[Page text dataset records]
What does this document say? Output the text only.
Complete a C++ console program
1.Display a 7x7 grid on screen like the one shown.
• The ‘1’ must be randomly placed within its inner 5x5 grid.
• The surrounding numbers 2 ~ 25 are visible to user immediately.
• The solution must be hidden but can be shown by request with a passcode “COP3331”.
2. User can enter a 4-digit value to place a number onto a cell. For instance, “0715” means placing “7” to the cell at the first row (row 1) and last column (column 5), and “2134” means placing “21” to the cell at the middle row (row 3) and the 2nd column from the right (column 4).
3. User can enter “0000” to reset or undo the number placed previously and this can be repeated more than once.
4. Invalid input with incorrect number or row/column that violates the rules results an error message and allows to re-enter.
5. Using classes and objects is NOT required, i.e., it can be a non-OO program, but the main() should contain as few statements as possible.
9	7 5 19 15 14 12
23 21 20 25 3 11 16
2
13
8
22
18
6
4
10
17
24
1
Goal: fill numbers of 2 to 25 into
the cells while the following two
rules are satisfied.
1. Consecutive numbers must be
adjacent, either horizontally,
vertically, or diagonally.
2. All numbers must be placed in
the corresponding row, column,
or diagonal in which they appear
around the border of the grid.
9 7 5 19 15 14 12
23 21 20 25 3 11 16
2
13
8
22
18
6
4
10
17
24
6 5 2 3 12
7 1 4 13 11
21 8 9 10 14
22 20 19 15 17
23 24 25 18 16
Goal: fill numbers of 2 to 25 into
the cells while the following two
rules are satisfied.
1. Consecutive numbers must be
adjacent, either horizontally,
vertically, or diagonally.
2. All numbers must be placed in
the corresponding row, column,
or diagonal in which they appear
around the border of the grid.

→ **Exercise description**:
Give the number of lines in the entries above that contain the word "shown", with no accompanying text.

→ **Solution for this task**:
2